= What you need to do =
Go through the records and copy each line where the word "label" occurs.

= Dataset records =
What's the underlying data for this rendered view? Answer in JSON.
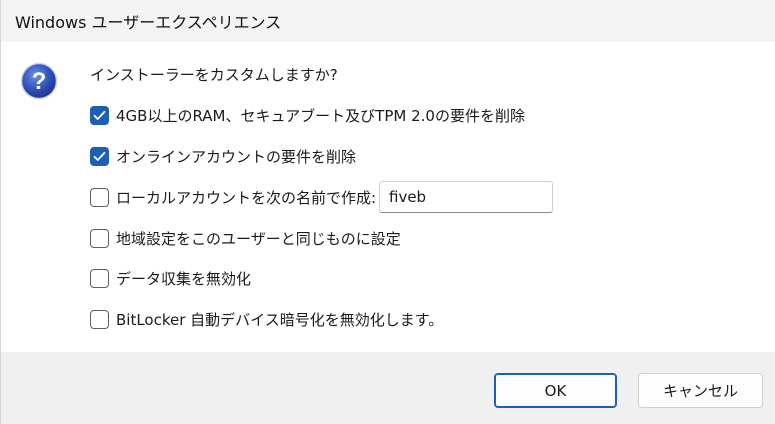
{
  "window": {
    "title": "Windows ユーザーエクスペリエンス"
  },
  "dialog": {
    "prompt": "インストーラーをカスタムしますか?",
    "options": [
      {
        "label": "4GB以上のRAM、セキュアブート及びTPM 2.0の要件を削除",
        "checked": true
      },
      {
        "label": "オンラインアカウントの要件を削除",
        "checked": true
      },
      {
        "label": "ローカルアカウントを次の名前で作成:",
        "checked": false
      },
      {
        "label": "地域設定をこのユーザーと同じものに設定",
        "checked": false
      },
      {
        "label": "データ収集を無効化",
        "checked": false
      },
      {
        "label": "BitLocker 自動デバイス暗号化を無効化します。",
        "checked": false
      }
    ],
    "local_account_name": "fiveb"
  },
  "buttons": {
    "ok": "OK",
    "cancel": "キャンセル"
  },
  "colors": {
    "accent": "#1d5fb3",
    "titlebar": "#f3f3f3",
    "footer": "#f0f0f0"
  },
  "icons": {
    "help": "question-mark-icon",
    "check": "checkmark-icon"
  }
}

= The response =
        "label": "4GB以上のRAM、セキュアブート及びTPM 2.0の要件を削除",
        "label": "オンラインアカウントの要件を削除",
        "label": "ローカルアカウントを次の名前で作成:",
        "label": "地域設定をこのユーザーと同じものに設定",
        "label": "データ収集を無効化",
        "label": "BitLocker 自動デバイス暗号化を無効化します。",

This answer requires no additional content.